Stored data entries:
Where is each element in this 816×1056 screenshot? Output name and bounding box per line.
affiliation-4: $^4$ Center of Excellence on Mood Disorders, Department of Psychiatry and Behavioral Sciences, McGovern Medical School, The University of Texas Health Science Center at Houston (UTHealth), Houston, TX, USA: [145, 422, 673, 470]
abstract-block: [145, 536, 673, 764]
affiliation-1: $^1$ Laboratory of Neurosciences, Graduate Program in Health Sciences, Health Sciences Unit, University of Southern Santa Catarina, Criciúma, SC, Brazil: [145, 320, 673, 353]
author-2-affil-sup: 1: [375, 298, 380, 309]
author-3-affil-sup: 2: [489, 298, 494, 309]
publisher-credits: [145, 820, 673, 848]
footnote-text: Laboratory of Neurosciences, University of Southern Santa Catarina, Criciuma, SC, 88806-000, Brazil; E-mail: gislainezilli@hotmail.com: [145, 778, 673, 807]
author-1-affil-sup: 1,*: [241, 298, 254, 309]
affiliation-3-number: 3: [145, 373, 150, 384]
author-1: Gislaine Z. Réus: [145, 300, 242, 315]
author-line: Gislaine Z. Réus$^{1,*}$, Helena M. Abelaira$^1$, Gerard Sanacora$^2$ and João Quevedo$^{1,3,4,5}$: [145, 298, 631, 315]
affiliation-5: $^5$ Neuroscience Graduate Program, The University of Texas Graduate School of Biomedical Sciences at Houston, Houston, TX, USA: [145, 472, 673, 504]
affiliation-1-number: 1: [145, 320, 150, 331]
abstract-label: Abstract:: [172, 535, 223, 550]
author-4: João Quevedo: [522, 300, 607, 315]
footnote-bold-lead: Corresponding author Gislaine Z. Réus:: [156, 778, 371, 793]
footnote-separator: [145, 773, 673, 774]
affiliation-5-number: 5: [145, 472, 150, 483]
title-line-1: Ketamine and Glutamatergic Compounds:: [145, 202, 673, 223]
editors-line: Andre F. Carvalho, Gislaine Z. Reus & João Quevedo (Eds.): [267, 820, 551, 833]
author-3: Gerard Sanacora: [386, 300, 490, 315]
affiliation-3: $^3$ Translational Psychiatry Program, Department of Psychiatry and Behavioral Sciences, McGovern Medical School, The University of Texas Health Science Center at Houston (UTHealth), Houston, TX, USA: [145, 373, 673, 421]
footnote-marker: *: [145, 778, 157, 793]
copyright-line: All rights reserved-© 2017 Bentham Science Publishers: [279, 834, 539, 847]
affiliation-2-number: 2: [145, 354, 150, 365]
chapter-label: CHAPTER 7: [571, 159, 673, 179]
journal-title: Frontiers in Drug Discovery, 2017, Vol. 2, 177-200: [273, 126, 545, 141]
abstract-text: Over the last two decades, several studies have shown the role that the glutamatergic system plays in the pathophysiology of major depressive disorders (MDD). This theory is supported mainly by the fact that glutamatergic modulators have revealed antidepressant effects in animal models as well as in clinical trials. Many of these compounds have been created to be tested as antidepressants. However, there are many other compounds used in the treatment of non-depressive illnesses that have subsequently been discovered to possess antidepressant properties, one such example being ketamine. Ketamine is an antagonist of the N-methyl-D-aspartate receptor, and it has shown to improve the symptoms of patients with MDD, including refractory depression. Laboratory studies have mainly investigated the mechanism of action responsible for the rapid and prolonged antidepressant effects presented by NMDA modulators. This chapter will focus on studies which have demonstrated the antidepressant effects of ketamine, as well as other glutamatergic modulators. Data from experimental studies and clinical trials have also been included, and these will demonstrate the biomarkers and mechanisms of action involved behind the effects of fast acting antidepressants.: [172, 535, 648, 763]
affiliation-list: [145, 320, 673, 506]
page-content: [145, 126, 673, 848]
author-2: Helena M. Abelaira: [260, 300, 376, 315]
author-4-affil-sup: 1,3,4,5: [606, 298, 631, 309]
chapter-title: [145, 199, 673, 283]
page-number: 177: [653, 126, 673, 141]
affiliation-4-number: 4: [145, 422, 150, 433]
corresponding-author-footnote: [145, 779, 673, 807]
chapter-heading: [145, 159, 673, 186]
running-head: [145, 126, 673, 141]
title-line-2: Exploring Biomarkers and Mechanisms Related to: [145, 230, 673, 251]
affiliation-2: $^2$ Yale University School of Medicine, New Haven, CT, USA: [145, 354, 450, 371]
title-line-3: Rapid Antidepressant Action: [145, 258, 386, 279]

Assignment: Go through the records above and copy each line where "Abelaira" is found.

Exercise answer:
author-line: Gislaine Z. Réus$^{1,*}$, Helena M. Abelaira$^1$, Gerard Sanacora$^2$ and João Quevedo$^{1,3,4,5}$: [145, 298, 631, 315]
author-2: Helena M. Abelaira: [260, 300, 376, 315]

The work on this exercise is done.